Material provided
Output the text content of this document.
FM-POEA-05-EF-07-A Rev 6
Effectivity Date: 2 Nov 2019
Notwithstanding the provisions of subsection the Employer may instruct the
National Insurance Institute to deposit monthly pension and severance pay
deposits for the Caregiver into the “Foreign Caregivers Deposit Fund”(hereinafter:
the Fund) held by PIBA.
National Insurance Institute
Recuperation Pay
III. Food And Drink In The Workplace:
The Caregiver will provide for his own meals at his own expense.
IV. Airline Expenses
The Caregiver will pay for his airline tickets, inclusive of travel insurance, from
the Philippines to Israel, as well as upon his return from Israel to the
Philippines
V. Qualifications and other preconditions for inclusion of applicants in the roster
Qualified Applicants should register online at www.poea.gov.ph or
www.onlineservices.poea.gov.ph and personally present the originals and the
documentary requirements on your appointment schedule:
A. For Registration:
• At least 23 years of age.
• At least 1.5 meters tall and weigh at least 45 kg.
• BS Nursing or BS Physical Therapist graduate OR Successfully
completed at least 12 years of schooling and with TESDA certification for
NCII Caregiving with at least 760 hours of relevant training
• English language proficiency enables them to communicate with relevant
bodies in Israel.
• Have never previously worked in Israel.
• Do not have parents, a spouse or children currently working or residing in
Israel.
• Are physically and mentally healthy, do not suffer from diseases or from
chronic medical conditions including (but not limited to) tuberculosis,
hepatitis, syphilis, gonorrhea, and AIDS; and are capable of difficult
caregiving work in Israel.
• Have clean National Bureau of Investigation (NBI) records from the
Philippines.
--
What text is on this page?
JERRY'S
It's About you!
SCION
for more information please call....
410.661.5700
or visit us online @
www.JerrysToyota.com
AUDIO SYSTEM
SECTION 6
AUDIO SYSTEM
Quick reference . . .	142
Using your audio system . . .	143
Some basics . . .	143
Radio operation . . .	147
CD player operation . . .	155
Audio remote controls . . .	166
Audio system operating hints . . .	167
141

Aim of the exercise
Exactly how many lines in the data above contain the word "from"? Respond with the number and nothing more.

Reply
4